== Documento ==
__________
Ordinanza di Cassazione Civile Sez. L Num. 21973 Anno 2024
Civile Ord. Sez. L Num. 21973 Anno 2024
Presidente: COGNOME NOME
Relatore: COGNOME NOME
Data pubblicazione: 05/08/2024
ORDINANZA
sul ricorso 11133-2021 proposto da:
NOME COGNOME , elettivamente domiciliato in ROMA, INDIRIZZO, presso lo studio dell’avvocato NOME COGNOME, che lo rappresenta e difende;
– ricorrente –
contro
RAGIONE_SOCIALE , in persona del legale rappresentante pro tempore, domiciliata in ROMA, INDIRIZZO, presso la CANCELLERIA DELLA CORTE SUPREMA DI CASSAZIONE, rappresentato e difeso dagli avvocati NOME COGNOME, NOME COGNOME;
– controricorrente –
avverso la sentenza n. 635/2021 della CORTE D’APPELLO di NAPOLI, depositata il 16/02/2021 R.G.N. 1450/2020; udita la relazione della causa svolta nella camera di consiglio del
05/06/2024 dal AVV_NOTAIO. NOME COGNOME.
Oggetto
Licenziamento
R.G.N.NUMERO_DOCUMENTO
COGNOME.
Rep.
__________
== Breve esercizio 1 ==
Elenchi tutte le date in formato giorno/mese/anno che compaiono nell'ordinanza.
L'ordinanza e le voci non hanno alcun legame tra loro.

(Voci di annotazione del layout)
__________
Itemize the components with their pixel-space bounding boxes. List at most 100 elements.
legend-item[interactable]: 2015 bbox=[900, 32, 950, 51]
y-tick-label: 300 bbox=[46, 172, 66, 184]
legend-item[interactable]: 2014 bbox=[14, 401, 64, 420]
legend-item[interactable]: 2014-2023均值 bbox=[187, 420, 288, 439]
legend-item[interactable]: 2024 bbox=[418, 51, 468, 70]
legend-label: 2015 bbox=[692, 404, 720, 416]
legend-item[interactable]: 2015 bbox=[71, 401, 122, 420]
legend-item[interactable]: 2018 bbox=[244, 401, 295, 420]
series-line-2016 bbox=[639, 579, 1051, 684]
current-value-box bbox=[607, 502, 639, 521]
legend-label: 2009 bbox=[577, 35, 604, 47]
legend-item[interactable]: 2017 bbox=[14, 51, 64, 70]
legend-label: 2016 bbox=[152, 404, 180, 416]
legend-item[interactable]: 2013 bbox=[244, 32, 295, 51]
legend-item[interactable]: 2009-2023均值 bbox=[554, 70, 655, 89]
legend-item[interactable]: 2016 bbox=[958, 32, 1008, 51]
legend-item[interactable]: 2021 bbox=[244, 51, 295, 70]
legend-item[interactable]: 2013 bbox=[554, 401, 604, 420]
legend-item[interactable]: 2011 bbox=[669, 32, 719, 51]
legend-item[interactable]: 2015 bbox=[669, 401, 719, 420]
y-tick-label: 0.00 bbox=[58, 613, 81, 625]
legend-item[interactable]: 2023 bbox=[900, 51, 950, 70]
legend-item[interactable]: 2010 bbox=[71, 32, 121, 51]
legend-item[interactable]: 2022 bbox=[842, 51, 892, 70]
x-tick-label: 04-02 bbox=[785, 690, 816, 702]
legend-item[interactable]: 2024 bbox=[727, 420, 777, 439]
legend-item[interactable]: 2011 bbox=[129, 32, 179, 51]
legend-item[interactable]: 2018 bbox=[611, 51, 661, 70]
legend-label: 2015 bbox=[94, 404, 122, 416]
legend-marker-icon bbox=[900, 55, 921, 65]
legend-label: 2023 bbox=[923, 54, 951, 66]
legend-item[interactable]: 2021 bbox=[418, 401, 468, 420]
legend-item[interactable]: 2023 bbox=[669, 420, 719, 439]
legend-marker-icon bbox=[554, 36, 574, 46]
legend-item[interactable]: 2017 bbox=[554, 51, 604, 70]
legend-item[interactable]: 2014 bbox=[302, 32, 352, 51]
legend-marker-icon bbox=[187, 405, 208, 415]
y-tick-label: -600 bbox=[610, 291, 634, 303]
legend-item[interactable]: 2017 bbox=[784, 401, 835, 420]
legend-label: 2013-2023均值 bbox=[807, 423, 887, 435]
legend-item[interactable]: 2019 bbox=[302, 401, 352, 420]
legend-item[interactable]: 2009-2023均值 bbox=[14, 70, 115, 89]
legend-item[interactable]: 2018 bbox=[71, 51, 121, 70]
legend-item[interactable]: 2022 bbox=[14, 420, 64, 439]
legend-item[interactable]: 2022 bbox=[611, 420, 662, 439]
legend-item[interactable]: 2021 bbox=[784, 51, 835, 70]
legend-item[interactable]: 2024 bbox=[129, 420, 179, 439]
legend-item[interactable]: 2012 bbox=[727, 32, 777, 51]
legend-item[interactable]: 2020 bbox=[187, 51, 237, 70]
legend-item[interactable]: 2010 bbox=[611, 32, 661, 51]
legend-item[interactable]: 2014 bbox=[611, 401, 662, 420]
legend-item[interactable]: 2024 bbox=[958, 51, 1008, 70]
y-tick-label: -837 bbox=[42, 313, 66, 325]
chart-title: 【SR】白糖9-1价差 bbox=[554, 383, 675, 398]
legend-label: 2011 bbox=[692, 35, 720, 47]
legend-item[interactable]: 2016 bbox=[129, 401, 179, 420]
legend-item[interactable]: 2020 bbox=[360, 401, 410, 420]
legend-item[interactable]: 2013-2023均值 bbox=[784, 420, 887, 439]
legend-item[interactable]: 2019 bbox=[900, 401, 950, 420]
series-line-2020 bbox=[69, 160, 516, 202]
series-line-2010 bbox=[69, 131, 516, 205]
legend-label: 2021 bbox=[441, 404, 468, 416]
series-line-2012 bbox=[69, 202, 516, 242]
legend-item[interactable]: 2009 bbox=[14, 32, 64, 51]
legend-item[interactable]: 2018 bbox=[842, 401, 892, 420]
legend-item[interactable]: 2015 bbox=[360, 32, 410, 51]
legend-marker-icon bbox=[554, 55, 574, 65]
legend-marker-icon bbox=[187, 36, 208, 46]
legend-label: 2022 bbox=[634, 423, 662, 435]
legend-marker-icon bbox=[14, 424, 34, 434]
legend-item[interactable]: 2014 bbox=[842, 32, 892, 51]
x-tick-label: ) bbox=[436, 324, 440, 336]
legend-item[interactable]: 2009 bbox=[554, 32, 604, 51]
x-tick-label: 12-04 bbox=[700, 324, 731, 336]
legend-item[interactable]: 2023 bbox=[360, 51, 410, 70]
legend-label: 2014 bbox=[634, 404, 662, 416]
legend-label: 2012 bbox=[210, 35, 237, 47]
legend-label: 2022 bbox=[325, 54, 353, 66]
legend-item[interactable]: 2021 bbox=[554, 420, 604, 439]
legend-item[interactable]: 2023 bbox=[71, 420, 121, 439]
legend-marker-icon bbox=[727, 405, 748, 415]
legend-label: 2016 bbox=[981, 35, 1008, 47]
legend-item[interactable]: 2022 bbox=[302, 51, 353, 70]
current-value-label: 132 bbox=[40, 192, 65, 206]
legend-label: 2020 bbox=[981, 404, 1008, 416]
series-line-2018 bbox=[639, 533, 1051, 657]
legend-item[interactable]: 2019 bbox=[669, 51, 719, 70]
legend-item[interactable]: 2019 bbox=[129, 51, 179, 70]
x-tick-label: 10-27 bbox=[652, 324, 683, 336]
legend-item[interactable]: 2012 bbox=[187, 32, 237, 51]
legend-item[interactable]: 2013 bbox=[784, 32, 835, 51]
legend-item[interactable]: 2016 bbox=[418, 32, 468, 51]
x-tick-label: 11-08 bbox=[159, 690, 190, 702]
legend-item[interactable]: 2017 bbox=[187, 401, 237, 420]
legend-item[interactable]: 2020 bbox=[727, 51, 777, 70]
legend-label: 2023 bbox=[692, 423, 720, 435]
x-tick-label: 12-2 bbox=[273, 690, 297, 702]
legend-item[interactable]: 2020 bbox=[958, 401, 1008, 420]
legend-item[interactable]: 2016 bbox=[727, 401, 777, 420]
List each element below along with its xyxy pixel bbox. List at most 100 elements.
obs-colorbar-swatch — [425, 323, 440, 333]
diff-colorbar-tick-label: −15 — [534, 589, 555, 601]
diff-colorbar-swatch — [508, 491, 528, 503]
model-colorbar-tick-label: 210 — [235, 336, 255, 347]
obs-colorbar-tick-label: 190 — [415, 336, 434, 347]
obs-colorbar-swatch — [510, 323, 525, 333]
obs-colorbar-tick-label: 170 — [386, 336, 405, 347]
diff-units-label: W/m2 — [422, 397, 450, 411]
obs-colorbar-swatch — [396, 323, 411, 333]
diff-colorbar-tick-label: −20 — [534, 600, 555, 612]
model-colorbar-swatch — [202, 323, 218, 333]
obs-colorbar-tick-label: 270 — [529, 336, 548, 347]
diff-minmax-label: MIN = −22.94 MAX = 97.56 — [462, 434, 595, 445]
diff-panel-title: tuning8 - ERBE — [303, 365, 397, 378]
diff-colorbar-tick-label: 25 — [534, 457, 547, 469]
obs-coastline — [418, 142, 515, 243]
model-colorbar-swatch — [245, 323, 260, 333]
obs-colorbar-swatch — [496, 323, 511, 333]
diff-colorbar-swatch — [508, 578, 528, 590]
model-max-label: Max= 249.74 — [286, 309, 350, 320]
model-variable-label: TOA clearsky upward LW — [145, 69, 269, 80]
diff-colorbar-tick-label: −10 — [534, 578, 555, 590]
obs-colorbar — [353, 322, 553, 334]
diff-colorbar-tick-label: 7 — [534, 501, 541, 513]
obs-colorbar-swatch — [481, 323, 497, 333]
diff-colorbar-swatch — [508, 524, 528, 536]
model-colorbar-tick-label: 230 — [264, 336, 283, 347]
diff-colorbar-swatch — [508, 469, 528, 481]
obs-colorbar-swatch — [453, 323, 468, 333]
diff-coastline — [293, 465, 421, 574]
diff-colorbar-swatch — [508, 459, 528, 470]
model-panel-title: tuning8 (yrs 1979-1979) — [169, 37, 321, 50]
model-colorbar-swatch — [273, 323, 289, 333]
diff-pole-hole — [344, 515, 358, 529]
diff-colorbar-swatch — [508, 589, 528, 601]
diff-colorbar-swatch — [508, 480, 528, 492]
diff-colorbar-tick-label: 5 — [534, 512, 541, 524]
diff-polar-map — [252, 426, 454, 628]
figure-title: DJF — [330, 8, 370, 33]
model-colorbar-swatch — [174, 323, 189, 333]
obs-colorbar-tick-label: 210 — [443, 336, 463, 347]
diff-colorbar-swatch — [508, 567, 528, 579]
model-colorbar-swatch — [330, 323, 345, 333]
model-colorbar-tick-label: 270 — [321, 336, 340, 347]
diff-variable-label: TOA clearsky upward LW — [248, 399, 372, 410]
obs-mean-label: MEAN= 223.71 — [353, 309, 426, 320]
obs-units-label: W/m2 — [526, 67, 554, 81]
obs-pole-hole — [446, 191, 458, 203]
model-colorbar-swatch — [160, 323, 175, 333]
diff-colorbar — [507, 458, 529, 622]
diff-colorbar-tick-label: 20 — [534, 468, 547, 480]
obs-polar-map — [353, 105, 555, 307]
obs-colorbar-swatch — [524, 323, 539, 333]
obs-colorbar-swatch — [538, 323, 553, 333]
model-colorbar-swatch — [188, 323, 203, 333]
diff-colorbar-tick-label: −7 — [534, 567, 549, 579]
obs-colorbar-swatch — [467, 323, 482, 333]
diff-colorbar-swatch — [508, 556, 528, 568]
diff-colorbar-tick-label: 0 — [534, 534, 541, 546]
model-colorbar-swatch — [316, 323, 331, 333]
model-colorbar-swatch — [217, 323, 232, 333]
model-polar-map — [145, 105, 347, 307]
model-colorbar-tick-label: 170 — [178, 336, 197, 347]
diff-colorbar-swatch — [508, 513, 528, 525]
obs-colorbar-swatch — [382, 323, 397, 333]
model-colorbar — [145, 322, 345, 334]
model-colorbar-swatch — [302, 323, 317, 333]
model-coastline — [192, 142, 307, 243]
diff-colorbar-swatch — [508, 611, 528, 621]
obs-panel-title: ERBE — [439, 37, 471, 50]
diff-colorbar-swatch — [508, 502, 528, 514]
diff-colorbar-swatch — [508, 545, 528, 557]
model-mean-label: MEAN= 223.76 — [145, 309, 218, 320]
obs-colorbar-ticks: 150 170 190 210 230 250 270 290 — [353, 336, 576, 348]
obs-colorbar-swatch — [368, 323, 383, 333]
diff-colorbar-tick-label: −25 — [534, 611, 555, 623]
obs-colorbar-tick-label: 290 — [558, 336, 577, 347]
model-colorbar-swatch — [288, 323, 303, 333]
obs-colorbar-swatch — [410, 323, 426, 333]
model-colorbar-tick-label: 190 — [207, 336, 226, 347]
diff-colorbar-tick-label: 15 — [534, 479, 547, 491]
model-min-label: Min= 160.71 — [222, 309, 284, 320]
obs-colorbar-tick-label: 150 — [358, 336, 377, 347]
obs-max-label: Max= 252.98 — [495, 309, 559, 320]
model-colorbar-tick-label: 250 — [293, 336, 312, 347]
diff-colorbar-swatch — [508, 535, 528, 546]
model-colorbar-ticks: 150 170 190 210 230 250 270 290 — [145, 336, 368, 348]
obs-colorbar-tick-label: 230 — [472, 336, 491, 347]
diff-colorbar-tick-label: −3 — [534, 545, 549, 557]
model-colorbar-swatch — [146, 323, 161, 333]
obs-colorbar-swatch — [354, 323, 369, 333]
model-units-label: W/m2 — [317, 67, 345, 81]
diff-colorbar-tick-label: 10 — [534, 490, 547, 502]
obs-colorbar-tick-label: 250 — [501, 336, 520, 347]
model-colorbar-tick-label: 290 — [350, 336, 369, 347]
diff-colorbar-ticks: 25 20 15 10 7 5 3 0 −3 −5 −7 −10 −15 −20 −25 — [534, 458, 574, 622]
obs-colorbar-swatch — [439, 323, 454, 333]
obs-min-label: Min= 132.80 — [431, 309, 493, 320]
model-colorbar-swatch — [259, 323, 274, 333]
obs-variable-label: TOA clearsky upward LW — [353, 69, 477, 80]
__________
== Breve esercizio 2 ==
Riscriva le voci dall'inizio fino alla riga che contiene "legend-item[interactable]: 2014 bbox=[14, 401, 64, 420]", compresa, sostituendo "legend-item" con "voce-legenda" e lasciando invariato tutto il resto. Riporti soltanto queste righe.

== Risposta completa 1 ==
05/08/2024
16/02/2021
05/06/2024

== Risposta completa 2 ==
Itemize the components with their pixel-space bounding boxes. List at most 100 elements.
voce-legenda[interactable]: 2015 bbox=[900, 32, 950, 51]
y-tick-label: 300 bbox=[46, 172, 66, 184]
voce-legenda[interactable]: 2014 bbox=[14, 401, 64, 420]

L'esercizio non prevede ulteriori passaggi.